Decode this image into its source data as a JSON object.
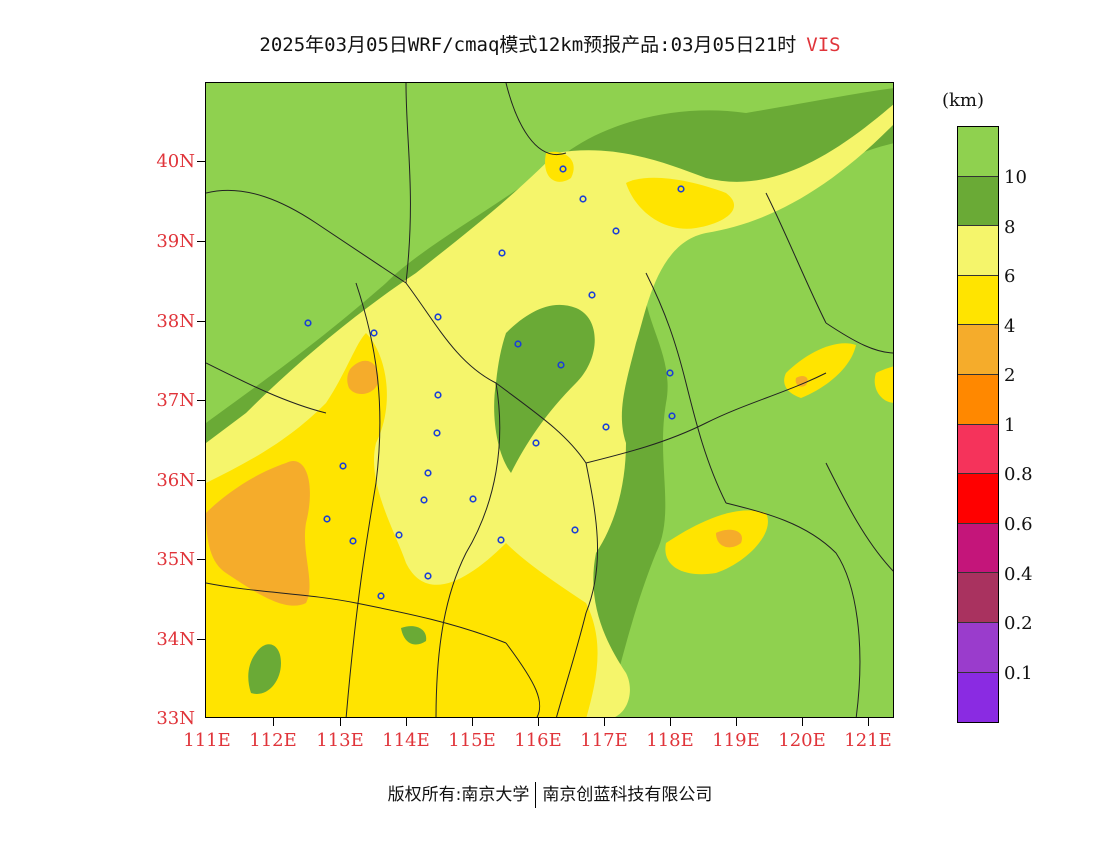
{
  "title": {
    "main": "2025年03月05日WRF/cmaq模式12km预报产品:03月05日21时",
    "variable": "VIS"
  },
  "axes": {
    "lat_labels": [
      "40N",
      "39N",
      "38N",
      "37N",
      "36N",
      "35N",
      "34N",
      "33N"
    ],
    "lon_labels": [
      "111E",
      "112E",
      "113E",
      "114E",
      "115E",
      "116E",
      "117E",
      "118E",
      "119E",
      "120E",
      "121E"
    ]
  },
  "colorbar": {
    "units": "(km)",
    "labels": [
      "10",
      "8",
      "6",
      "4",
      "2",
      "1",
      "0.8",
      "0.6",
      "0.4",
      "0.2",
      "0.1"
    ],
    "colors": [
      "#8fd14f",
      "#6aaa36",
      "#f5f56b",
      "#ffe400",
      "#f5ac2b",
      "#ff8800",
      "#f5335b",
      "#ff0000",
      "#c4157a",
      "#a9325f",
      "#9a3ccc",
      "#8a2be2"
    ]
  },
  "footer": {
    "left": "版权所有:南京大学",
    "right": "南京创蓝科技有限公司"
  }
}
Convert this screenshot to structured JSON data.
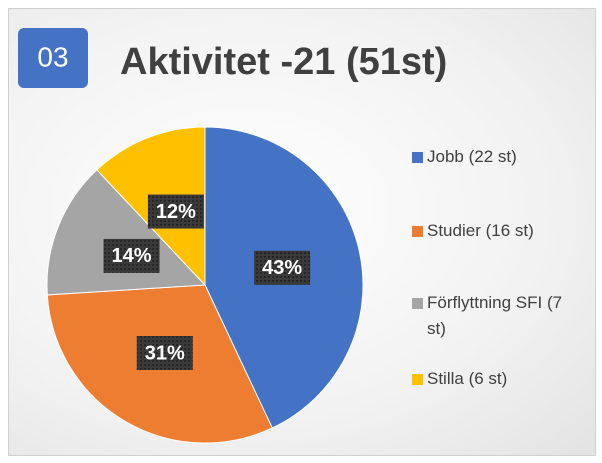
{
  "chart_data": {
    "type": "pie",
    "badge": "03",
    "title": "Aktivitet -21 (51st)",
    "categories": [
      "Jobb (22 st)",
      "Studier (16 st)",
      "Förflyttning SFI (7 st)",
      "Stilla (6 st)"
    ],
    "values": [
      43,
      31,
      14,
      12
    ],
    "value_labels": [
      "43%",
      "31%",
      "14%",
      "12%"
    ],
    "colors": [
      "#4472c4",
      "#ed7d31",
      "#a5a5a5",
      "#ffc000"
    ],
    "legend": "right"
  }
}
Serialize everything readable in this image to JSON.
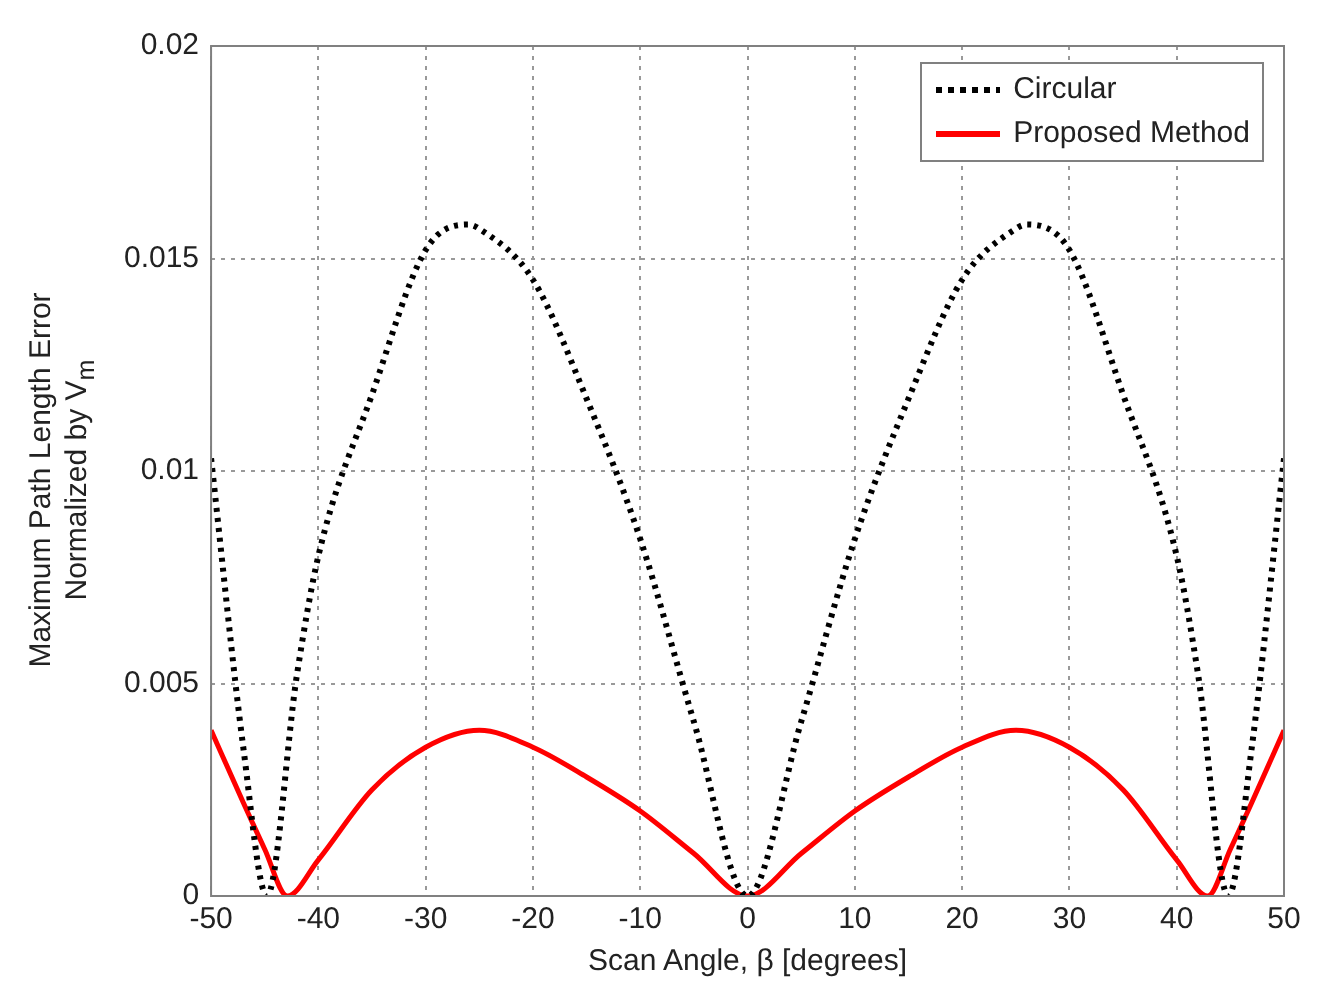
{
  "chart_data": {
    "type": "line",
    "xlabel": "Scan Angle, β [degrees]",
    "ylabel": "Maximum Path Length Error\nNormalized by V$_{m}$",
    "x": [
      -50,
      -47,
      -44.8,
      -42,
      -40,
      -35,
      -30,
      -26,
      -25,
      -20,
      -15,
      -10,
      -5,
      0,
      5,
      10,
      15,
      20,
      25,
      26,
      30,
      35,
      40,
      42,
      44.8,
      47,
      50
    ],
    "series": [
      {
        "name": "Circular",
        "color": "#000000",
        "line_style": "dotted",
        "values": [
          0.0103,
          0.0035,
          0,
          0.0052,
          0.008,
          0.0118,
          0.0152,
          0.0158,
          0.0157,
          0.0145,
          0.0117,
          0.0084,
          0.0041,
          0,
          0.0041,
          0.0084,
          0.0117,
          0.0145,
          0.0157,
          0.0158,
          0.0152,
          0.0118,
          0.008,
          0.0052,
          0,
          0.0035,
          0.0103
        ]
      },
      {
        "name": "Proposed Method",
        "color": "#ff0000",
        "line_style": "solid",
        "x": [
          -50,
          -47,
          -45,
          -42.9,
          -40,
          -35,
          -30,
          -25,
          -20,
          -15,
          -10,
          -5,
          0,
          5,
          10,
          15,
          20,
          25,
          30,
          35,
          40,
          42.9,
          45,
          47,
          50
        ],
        "values": [
          0.0039,
          0.0022,
          0.0011,
          0,
          0.00085,
          0.0025,
          0.0035,
          0.0039,
          0.0035,
          0.0028,
          0.002,
          0.001,
          0,
          0.001,
          0.002,
          0.0028,
          0.0035,
          0.0039,
          0.0035,
          0.0025,
          0.00085,
          0,
          0.0011,
          0.0022,
          0.0039
        ]
      }
    ],
    "xlim": [
      -50,
      50
    ],
    "xticks": [
      -50,
      -40,
      -30,
      -20,
      -10,
      0,
      10,
      20,
      30,
      40,
      50
    ],
    "ylim": [
      0,
      0.02
    ],
    "yticks": [
      0,
      0.005,
      0.01,
      0.015,
      0.02
    ],
    "grid": true,
    "legend": "top right",
    "marker": "none"
  }
}
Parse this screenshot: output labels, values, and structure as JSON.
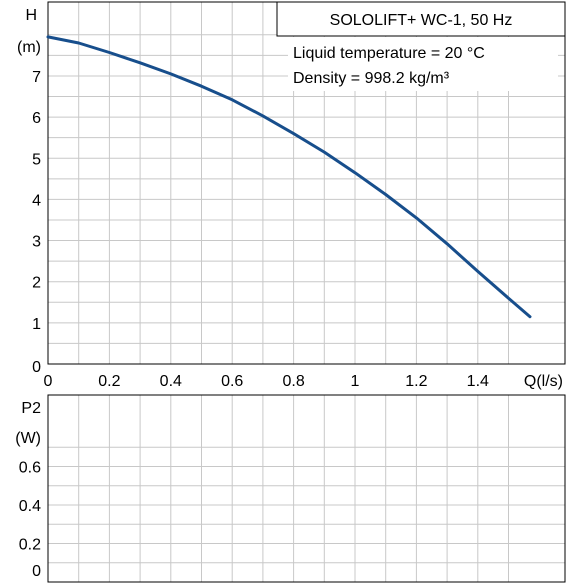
{
  "chart_data": [
    {
      "type": "line",
      "title": "SOLOLIFT+ WC-1, 50 Hz",
      "annotations": [
        "Liquid temperature = 20 °C",
        "Density = 998.2 kg/m³"
      ],
      "ylabel": "H",
      "yunit": "(m)",
      "xlabel": "Q(l/s)",
      "xlim": [
        0,
        1.55
      ],
      "ylim": [
        0,
        8.2
      ],
      "xticks": [
        "0",
        "0.2",
        "0.4",
        "0.6",
        "0.8",
        "1",
        "1.2",
        "1.4"
      ],
      "yticks": [
        "0",
        "1",
        "2",
        "3",
        "4",
        "5",
        "6",
        "7"
      ],
      "grid": true,
      "line_color": "#174e8c",
      "series": [
        {
          "x": [
            0,
            0.1,
            0.2,
            0.3,
            0.4,
            0.5,
            0.6,
            0.7,
            0.8,
            0.9,
            1.0,
            1.1,
            1.2,
            1.3,
            1.4,
            1.5,
            1.57
          ],
          "y": [
            7.95,
            7.8,
            7.57,
            7.32,
            7.05,
            6.75,
            6.42,
            6.03,
            5.6,
            5.15,
            4.65,
            4.12,
            3.55,
            2.92,
            2.25,
            1.6,
            1.15
          ]
        }
      ]
    },
    {
      "type": "line",
      "ylabel": "P2",
      "yunit": "(W)",
      "ylim": [
        0,
        0.8
      ],
      "yticks": [
        "0",
        "0.2",
        "0.4",
        "0.6"
      ],
      "grid": true,
      "series": []
    }
  ]
}
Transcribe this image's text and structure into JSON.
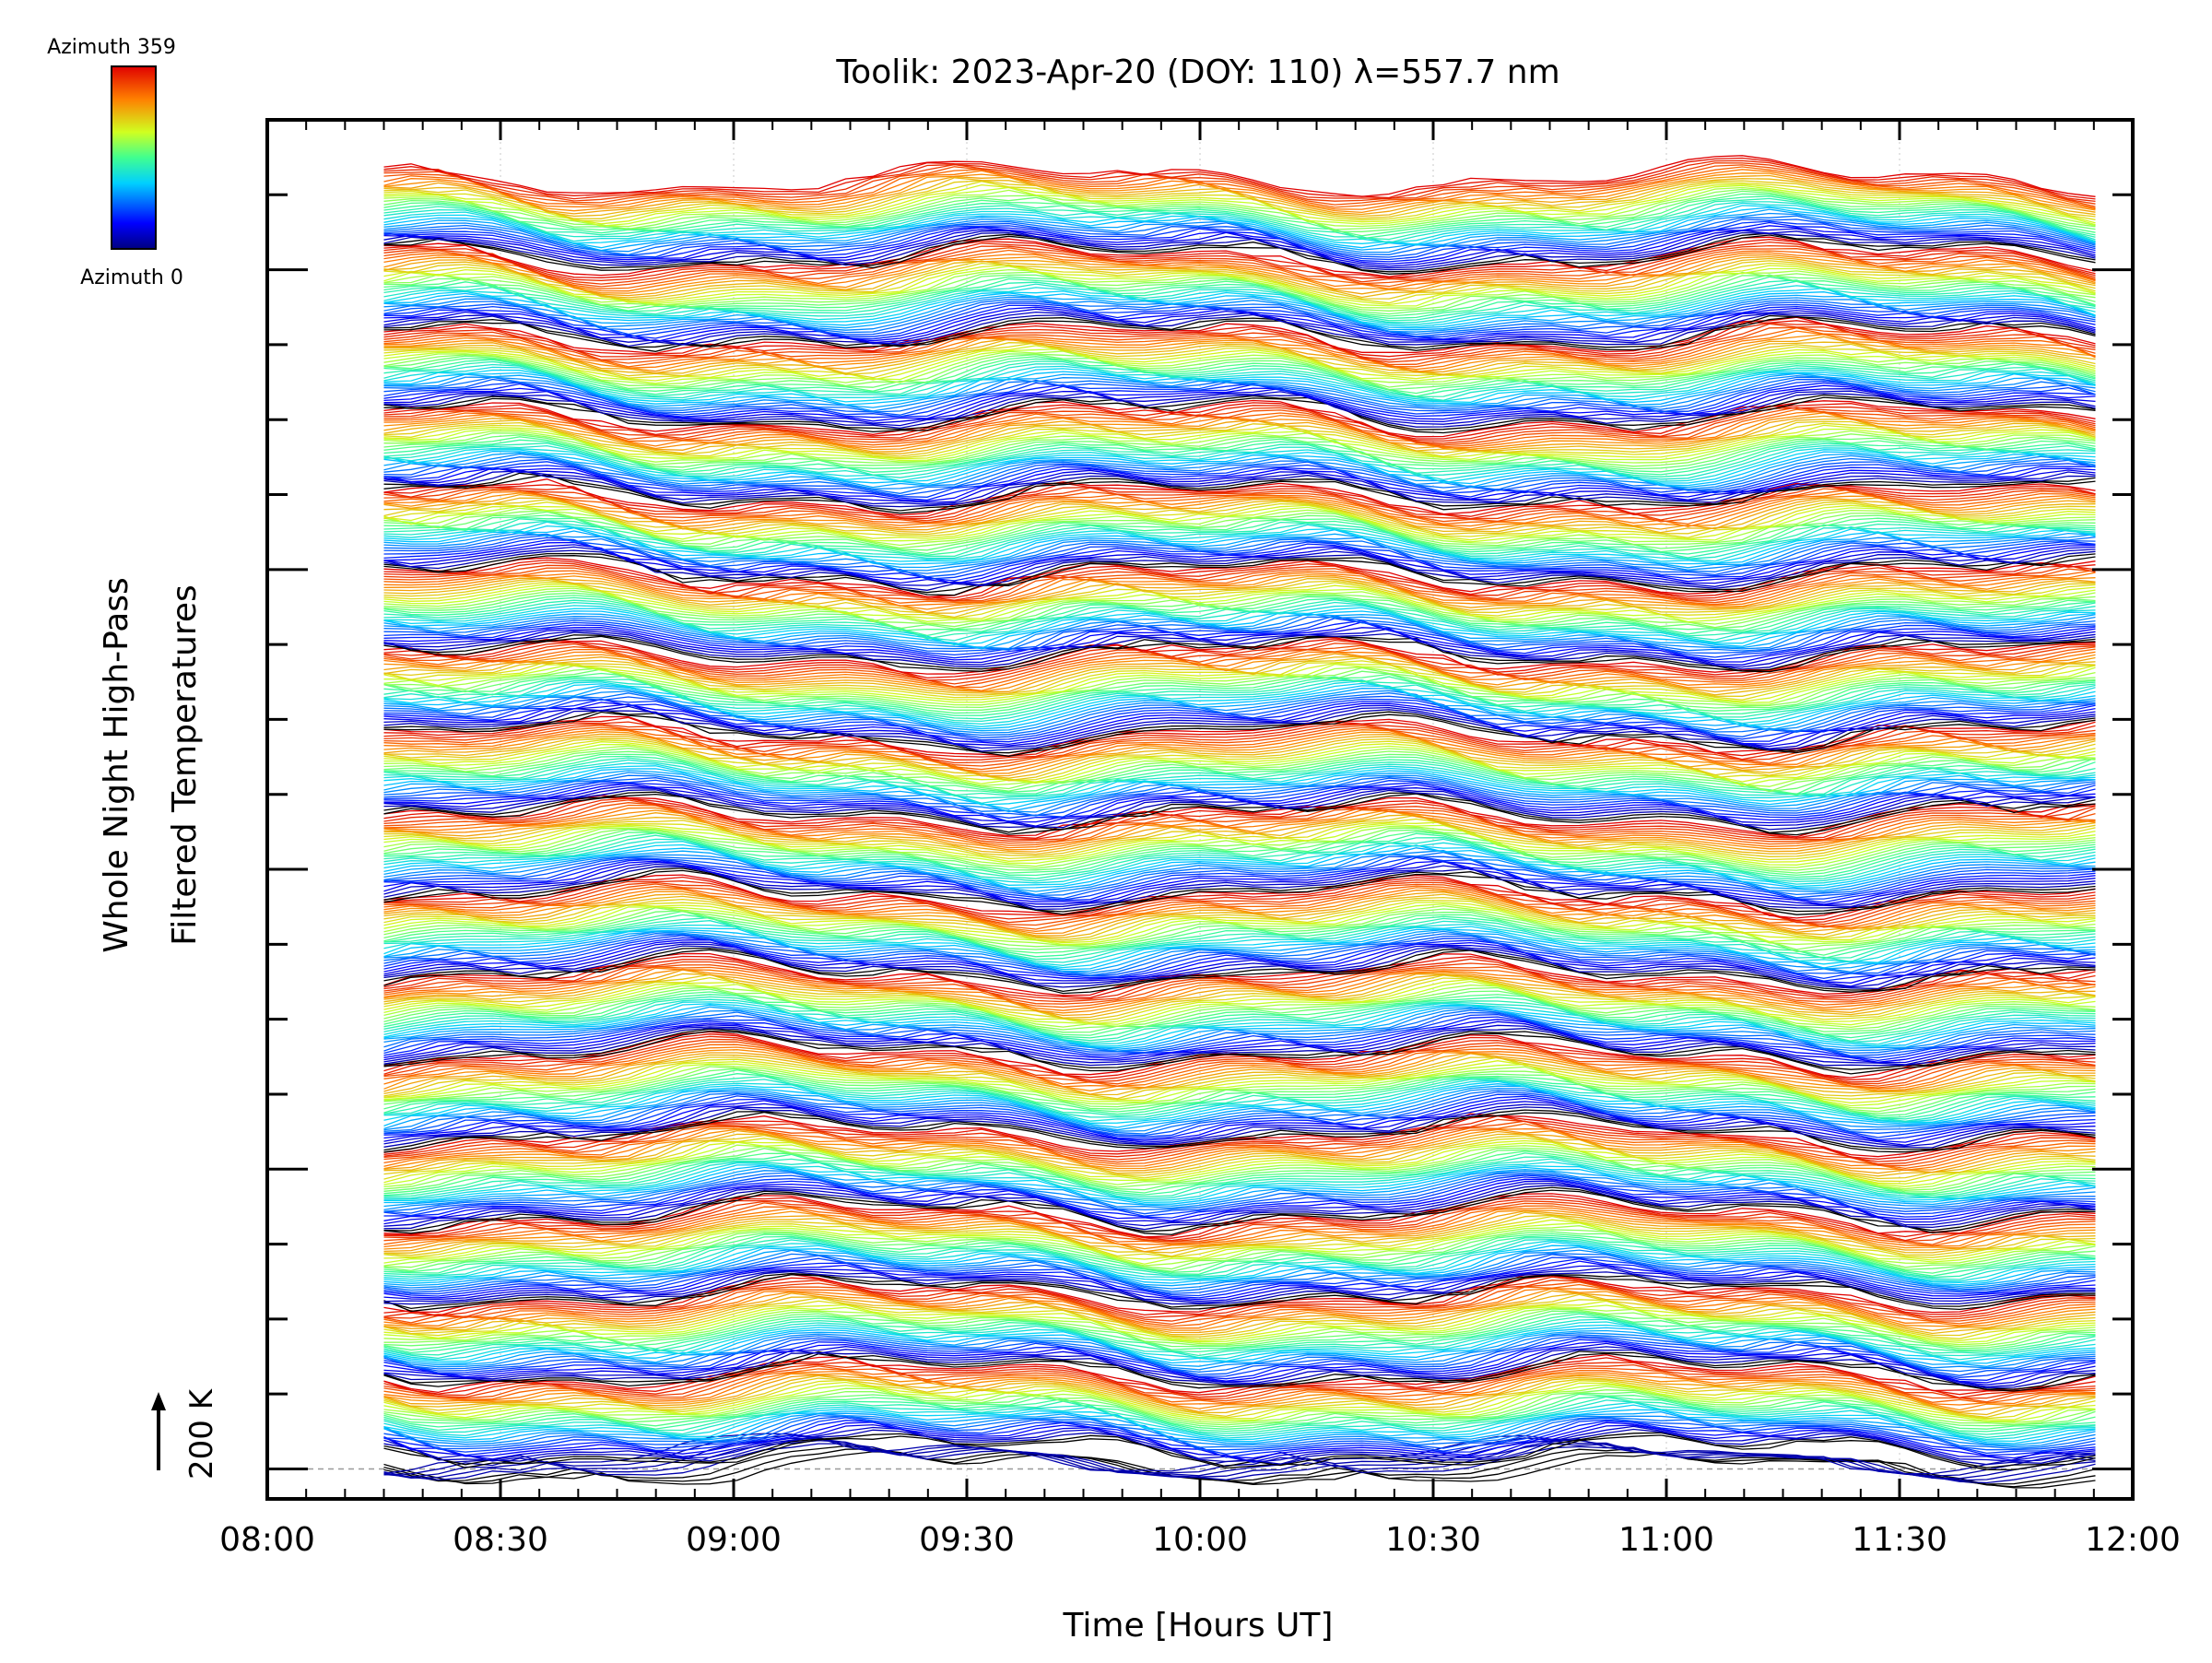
{
  "chart_data": {
    "type": "line",
    "title": "Toolik: 2023-Apr-20 (DOY: 110) λ=557.7 nm",
    "xlabel": "Time [Hours UT]",
    "ylabel_lines": [
      "Whole Night High-Pass",
      "Filtered Temperatures"
    ],
    "scale_label": "200 K",
    "x_range_hours": [
      8.0,
      12.0
    ],
    "x_ticks": [
      {
        "h": 8.0,
        "label": "08:00"
      },
      {
        "h": 8.5,
        "label": "08:30"
      },
      {
        "h": 9.0,
        "label": "09:00"
      },
      {
        "h": 9.5,
        "label": "09:30"
      },
      {
        "h": 10.0,
        "label": "10:00"
      },
      {
        "h": 10.5,
        "label": "10:30"
      },
      {
        "h": 11.0,
        "label": "11:00"
      },
      {
        "h": 11.5,
        "label": "11:30"
      },
      {
        "h": 12.0,
        "label": "12:00"
      }
    ],
    "data_time_range_hours": [
      8.25,
      11.92
    ],
    "y_range_kelvin": [
      -80,
      3600
    ],
    "y_major_tick_spacing_kelvin": 800,
    "y_minor_tick_spacing_kelvin": 200,
    "trace_offset_kelvin": 200,
    "zenith_traces": 8,
    "series_per_ring": 36,
    "colorbar": {
      "colormap": "rainbow",
      "top_label": "Azimuth 359",
      "bottom_label": "Azimuth 0",
      "min": 0,
      "max": 359
    },
    "grid": "dotted vertical at major ticks",
    "legend": "colorbar top-left"
  }
}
------------------------
#### Given request:
Find every line in the listing that holds the string "screenshot", then say how many there are as a bare number.

#### Reply:
2